### What is being asked
Quote the material word for word, from its first line through the line containing "cell-area: Previc pela Previc xyxy=(91,185,108,188)", both included.

───

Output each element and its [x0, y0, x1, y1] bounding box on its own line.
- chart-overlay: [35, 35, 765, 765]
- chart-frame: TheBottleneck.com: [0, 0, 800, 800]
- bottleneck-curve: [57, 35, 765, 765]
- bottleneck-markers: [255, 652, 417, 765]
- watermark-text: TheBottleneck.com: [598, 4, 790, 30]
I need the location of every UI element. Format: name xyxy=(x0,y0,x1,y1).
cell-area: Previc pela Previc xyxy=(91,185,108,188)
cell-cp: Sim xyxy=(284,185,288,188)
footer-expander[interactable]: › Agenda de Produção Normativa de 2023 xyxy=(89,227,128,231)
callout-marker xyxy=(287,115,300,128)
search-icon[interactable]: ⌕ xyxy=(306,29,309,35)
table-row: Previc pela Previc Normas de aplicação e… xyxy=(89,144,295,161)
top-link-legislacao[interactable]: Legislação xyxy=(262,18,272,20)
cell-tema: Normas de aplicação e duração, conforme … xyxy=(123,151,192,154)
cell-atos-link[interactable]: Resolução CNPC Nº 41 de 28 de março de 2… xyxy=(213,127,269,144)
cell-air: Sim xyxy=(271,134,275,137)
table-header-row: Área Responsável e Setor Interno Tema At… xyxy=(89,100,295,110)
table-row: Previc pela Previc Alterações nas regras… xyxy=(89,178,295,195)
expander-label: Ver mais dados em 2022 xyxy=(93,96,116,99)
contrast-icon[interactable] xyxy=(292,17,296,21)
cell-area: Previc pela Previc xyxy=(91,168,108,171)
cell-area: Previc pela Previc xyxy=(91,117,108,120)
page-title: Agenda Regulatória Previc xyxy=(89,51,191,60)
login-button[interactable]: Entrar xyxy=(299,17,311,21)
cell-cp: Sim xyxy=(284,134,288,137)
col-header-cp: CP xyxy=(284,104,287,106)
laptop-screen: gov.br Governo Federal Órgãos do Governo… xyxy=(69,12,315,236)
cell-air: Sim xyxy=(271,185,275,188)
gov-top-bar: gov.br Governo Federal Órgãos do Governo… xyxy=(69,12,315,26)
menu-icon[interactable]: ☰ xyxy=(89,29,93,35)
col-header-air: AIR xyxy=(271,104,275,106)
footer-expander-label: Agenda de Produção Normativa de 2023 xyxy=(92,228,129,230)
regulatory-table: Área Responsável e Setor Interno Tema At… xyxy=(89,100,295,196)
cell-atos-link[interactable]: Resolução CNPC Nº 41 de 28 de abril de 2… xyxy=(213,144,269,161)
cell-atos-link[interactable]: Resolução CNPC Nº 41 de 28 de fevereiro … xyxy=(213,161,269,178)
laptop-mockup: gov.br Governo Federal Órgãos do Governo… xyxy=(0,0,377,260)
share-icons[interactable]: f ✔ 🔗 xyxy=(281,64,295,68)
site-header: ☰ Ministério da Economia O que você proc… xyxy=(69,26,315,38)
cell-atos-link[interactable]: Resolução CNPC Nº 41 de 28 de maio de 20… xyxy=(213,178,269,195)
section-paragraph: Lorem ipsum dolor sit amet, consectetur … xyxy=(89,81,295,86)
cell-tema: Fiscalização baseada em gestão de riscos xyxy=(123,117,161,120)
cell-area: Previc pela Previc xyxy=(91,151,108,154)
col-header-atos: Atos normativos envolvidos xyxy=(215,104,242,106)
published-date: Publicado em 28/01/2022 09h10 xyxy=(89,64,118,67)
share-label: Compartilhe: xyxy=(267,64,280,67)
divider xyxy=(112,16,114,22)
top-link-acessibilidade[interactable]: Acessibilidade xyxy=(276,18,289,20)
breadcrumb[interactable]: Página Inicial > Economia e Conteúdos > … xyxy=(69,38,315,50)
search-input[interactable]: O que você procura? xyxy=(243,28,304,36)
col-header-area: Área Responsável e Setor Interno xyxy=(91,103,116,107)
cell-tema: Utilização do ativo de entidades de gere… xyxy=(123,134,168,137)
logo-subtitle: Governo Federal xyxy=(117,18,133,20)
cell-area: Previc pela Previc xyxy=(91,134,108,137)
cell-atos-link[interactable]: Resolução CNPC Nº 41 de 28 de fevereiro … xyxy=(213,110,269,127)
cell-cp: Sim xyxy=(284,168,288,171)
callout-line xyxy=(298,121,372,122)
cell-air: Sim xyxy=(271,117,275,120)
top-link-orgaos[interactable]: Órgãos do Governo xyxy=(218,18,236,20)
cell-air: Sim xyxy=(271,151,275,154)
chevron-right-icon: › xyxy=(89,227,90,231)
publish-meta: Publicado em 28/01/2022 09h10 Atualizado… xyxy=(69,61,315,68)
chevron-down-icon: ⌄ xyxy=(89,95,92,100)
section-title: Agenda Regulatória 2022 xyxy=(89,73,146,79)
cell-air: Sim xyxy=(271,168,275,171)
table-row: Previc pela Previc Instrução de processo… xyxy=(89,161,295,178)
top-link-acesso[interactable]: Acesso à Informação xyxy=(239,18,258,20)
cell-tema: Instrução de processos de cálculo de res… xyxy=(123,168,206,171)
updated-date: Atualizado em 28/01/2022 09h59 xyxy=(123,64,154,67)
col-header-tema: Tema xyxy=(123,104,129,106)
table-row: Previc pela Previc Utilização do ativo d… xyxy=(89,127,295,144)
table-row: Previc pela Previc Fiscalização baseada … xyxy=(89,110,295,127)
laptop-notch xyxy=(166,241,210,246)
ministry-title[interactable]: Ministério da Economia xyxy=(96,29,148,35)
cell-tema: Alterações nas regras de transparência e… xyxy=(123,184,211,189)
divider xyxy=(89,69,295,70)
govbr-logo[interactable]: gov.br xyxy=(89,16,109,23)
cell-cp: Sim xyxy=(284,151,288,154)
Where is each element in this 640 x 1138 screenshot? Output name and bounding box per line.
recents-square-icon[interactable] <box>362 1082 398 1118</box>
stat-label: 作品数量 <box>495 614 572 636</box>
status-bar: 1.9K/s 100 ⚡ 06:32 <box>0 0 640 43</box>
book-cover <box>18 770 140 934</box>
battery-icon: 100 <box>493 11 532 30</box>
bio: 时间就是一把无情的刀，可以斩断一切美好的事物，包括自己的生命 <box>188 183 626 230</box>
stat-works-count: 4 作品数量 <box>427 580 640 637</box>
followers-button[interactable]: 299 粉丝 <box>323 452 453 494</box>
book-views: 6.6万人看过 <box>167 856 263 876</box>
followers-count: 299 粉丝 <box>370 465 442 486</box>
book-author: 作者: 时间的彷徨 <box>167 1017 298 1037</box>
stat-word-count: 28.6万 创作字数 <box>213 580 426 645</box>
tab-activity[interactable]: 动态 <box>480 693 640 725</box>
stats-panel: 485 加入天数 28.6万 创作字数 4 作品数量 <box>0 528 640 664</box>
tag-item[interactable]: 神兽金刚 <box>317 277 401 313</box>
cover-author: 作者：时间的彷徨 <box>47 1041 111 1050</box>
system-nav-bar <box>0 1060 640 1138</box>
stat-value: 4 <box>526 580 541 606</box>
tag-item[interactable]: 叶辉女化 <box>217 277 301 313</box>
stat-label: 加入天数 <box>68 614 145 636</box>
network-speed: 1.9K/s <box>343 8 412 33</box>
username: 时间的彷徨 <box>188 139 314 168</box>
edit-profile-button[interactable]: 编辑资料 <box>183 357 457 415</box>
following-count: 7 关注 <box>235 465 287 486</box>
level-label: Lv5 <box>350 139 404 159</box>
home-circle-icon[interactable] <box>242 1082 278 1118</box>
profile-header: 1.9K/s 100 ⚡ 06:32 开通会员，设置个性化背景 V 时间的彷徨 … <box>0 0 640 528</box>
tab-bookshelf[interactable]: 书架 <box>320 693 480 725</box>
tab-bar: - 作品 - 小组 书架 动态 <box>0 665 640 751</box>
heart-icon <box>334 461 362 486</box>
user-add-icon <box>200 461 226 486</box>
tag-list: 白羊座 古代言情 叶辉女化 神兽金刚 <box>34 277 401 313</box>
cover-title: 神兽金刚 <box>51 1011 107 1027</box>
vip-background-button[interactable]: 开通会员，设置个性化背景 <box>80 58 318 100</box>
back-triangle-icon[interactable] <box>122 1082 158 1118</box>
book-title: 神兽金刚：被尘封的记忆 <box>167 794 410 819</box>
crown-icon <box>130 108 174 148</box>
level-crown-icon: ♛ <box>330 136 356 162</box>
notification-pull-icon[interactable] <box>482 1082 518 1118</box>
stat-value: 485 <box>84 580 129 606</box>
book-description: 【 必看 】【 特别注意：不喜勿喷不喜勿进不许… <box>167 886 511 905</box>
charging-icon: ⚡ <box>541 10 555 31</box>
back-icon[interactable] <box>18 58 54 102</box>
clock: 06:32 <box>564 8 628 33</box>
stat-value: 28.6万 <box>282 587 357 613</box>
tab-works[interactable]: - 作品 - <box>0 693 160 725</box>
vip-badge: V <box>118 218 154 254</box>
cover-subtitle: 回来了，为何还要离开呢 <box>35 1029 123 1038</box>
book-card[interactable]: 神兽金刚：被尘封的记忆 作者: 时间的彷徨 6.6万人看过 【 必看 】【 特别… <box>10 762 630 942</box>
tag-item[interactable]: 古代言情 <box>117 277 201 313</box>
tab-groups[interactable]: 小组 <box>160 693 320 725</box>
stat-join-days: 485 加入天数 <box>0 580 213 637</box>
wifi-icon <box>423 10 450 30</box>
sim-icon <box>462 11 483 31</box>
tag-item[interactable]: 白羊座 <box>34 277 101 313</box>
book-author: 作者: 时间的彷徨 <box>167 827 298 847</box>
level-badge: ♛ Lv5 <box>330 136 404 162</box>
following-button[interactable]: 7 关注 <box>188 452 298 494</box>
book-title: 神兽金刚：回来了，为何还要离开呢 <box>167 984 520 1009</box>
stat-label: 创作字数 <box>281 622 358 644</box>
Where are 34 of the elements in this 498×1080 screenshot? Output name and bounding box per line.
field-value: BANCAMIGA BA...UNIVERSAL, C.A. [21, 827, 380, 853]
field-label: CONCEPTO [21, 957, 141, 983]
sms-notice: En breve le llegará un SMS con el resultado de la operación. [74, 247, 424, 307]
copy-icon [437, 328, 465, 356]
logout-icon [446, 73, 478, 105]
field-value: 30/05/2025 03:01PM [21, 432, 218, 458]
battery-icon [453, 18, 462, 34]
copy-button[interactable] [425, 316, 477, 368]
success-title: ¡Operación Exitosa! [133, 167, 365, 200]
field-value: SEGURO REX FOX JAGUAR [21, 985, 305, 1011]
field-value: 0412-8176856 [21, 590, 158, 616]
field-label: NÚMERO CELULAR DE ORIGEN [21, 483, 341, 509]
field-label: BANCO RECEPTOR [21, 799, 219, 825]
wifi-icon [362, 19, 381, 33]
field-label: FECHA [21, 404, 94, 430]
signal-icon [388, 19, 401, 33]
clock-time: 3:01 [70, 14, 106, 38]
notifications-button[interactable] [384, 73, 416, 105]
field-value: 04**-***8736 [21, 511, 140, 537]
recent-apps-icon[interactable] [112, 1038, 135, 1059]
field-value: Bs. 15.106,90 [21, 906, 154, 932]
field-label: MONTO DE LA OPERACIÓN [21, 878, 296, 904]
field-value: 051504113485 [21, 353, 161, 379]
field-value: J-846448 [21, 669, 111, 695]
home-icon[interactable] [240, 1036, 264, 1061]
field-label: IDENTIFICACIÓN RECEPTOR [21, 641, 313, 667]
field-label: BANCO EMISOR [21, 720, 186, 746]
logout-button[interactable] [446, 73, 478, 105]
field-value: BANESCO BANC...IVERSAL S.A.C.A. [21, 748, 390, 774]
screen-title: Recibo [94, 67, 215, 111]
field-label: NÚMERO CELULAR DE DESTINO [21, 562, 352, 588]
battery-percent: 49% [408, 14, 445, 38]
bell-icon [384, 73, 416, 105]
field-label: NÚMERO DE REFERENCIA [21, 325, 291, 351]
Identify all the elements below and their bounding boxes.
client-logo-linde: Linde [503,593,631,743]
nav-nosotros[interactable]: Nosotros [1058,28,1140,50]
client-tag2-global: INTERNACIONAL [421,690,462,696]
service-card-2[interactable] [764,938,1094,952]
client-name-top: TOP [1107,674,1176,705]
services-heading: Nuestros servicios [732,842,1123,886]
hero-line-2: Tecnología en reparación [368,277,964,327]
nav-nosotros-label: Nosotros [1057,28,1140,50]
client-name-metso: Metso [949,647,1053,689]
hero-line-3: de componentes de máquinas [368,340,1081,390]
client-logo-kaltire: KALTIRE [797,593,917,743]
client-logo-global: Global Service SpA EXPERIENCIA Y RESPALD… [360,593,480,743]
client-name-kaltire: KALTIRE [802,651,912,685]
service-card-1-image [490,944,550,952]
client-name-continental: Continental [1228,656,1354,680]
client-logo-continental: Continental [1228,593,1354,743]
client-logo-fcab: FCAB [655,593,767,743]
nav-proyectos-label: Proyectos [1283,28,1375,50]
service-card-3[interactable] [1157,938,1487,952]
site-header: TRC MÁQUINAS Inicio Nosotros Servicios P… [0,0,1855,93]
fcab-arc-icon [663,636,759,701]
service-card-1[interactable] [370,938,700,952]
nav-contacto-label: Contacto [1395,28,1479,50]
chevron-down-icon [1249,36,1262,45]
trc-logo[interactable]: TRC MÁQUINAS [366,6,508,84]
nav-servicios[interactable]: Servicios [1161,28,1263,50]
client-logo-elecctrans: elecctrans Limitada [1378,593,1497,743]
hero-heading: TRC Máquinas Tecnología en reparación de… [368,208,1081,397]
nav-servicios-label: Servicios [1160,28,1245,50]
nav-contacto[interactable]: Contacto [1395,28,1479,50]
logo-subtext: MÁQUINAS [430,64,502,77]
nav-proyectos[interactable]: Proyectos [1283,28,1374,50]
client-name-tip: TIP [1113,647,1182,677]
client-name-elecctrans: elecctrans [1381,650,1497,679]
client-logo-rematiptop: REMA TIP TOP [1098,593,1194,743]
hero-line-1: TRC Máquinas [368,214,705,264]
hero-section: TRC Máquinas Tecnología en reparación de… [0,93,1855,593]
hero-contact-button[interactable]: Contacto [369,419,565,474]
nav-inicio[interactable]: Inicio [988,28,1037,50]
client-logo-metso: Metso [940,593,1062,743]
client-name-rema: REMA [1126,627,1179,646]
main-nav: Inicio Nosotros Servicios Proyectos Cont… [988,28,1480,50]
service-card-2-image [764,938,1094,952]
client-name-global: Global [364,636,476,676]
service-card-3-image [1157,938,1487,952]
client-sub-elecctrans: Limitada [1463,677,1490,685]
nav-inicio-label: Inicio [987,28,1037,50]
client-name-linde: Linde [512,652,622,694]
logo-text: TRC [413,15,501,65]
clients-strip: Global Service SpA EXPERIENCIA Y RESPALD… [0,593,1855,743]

───

### Completed exercise
Output each element and its [x0, y0, x1, y1] bounding box on its own line.
- chart-overlay: [35, 35, 765, 765]
- chart-frame: TheBottleneck.com: [0, 0, 800, 800]
- bottleneck-curve: [57, 35, 765, 765]
- bottleneck-markers: [255, 652, 417, 765]
- watermark-text: TheBottleneck.com: [598, 4, 790, 30]
I need the location of every UI element. Format: name xyxy=(x0,y0,x1,y1).
cell-area: Previc pela Previc xyxy=(91,185,108,188)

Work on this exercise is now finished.